Filter out everything except lines holding "page".
------ ENTRIES ------
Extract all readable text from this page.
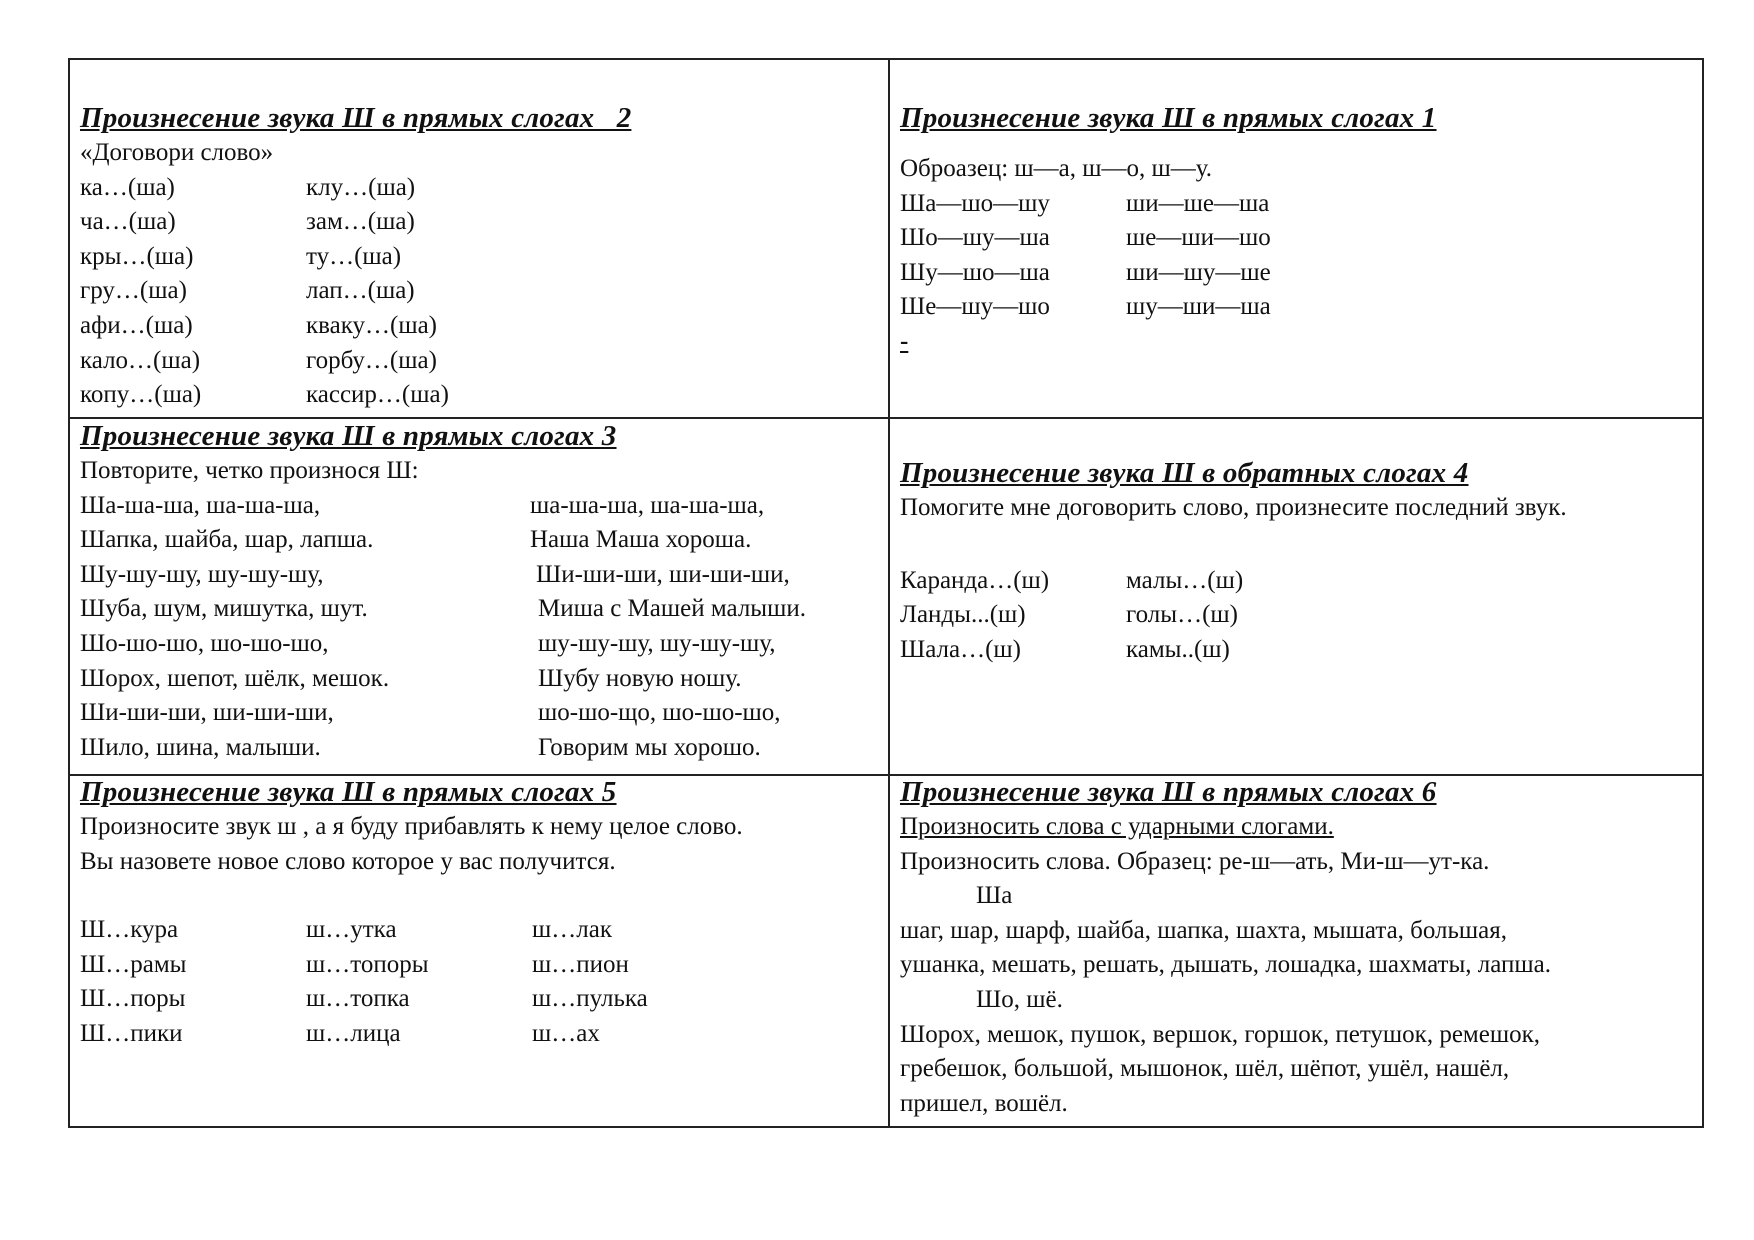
Произнесение звука Ш в прямых слогах   2
«Договори слово»
ка…(ша)	клу…(ша)
ча…(ша)	зам…(ша)
кры…(ша)	ту…(ша)
гру…(ша)	лап…(ша)
афи…(ша)	кваку…(ша)
кало…(ша)	горбу…(ша)
копу…(ша)	кассир…(ша)
Произнесение звука Ш в прямых слогах 1
Оброазец: ш—а, ш—о, ш—у.
Ша—шо—шу	ши—ше—ша
Шо—шу—ша	ше—ши—шо
Шу—шо—ша	ши—шу—ше
Ше—шу—шо	шу—ши—ша
-
Произнесение звука Ш в прямых слогах 3
Повторите, четко произнося Ш:
Ша-ша-ша, ша-ша-ша,	ша-ша-ша, ша-ша-ша,
Шапка, шайба, шар, лапша.	Наша Маша хороша.
Шу-шу-шу, шу-шу-шу,	Ши-ши-ши, ши-ши-ши,
Шуба, шум, мишутка, шут.	Миша с Машей малыши.
Шо-шо-шо, шо-шо-шо,	шу-шу-шу, шу-шу-шу,
Шорох, шепот, шёлк, мешок.	Шубу новую ношу.
Ши-ши-ши, ши-ши-ши,	шо-шо-що, шо-шо-шо,
Шило, шина, малыши.	Говорим мы хорошо.
Произнесение звука Ш в обратных слогах 4
Помогите мне договорить слово, произнесите последний звук.
Каранда…(ш)	малы…(ш)
Ланды...(ш)	голы…(ш)
Шала…(ш)	камы..(ш)
Произнесение звука Ш в прямых слогах 5
Произносите звук ш , а я буду прибавлять к нему целое слово.
Вы назовете новое слово которое у вас получится.
Ш…кура	ш…утка	ш…лак
Ш…рамы	ш…топоры	ш…пион
Ш…поры	ш…топка	ш…пулька
Ш…пики	ш…лица	ш…ах
Произнесение звука Ш в прямых слогах 6
Произносить слова с ударными слогами.
Произносить слова. Образец: ре-ш—ать, Ми-ш—ут-ка.
Ша
шаг, шар, шарф, шайба, шапка, шахта, мышата, большая,
ушанка, мешать, решать, дышать, лошадка, шахматы, лапша.
Шо, шё.
Шорох, мешок, пушок, вершок, горшок, петушок, ремешок,
гребешок, большой, мышонок, шёл, шёпот, ушёл, нашёл,
пришел, вошёл.
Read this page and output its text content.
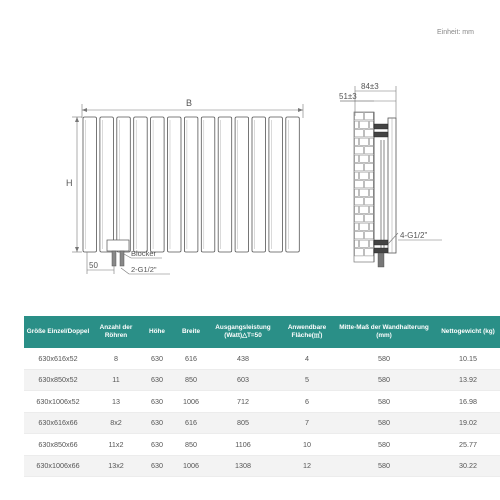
Einheit: mm
B
H
Blocker
50	2-G1/2"
84±3
51±3
4-G1/2"
Größe Einzel/Doppel	Anzahl der Röhren	Höhe	Breite	Ausgangsleistung (Watt)△T=50	Anwendbare Fläche(㎡)	Mitte-Maß der Wandhalterung (mm)	Nettogewicht (kg)
630x616x52	8	630	616	438	4	580	10.15
630x850x52	11	630	850	603	5	580	13.92
630x1006x52	13	630	1006	712	6	580	16.98
630x616x66	8x2	630	616	805	7	580	19.02
630x850x66	11x2	630	850	1106	10	580	25.77
630x1006x66	13x2	630	1006	1308	12	580	30.22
------
__SOLUTION TO THIS TASK__:
Extract all readable text from this page.
Read this page and output its text content.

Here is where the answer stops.